Each line containing the word "consommation" should be found and copied.

[Part of a data file]
:::
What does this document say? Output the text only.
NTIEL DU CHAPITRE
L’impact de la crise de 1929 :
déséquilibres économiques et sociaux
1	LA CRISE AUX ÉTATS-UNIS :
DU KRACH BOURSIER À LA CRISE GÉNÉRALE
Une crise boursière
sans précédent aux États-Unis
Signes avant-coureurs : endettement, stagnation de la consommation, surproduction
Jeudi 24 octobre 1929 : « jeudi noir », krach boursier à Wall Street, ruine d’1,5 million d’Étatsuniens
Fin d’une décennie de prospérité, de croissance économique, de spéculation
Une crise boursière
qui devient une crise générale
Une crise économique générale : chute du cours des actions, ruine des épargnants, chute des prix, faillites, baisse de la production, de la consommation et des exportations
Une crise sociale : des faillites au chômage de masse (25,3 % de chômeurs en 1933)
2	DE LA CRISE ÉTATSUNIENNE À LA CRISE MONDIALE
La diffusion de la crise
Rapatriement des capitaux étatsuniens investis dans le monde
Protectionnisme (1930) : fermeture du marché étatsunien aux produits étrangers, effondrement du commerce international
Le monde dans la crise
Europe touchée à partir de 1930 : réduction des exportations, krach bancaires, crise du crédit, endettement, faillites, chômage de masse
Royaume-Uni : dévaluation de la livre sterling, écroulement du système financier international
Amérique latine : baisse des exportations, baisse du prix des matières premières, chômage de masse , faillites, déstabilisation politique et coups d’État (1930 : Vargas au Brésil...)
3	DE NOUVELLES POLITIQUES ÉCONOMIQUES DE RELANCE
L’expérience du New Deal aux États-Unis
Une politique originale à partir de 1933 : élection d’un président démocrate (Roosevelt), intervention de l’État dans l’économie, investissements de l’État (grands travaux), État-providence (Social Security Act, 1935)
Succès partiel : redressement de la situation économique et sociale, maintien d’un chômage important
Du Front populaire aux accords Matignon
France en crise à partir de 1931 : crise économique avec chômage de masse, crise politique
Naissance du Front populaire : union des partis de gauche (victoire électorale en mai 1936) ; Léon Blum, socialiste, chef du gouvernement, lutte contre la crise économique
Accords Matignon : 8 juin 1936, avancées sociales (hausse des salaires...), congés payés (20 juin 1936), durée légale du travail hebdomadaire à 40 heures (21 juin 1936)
:::
_TASK ANSWER_.
Signes avant-coureurs : endettement, stagnation de la consommation, surproduction
Une crise économique générale : chute du cours des actions, ruine des épargnants, chute des prix, faillites, baisse de la production, de la consommation et des exportations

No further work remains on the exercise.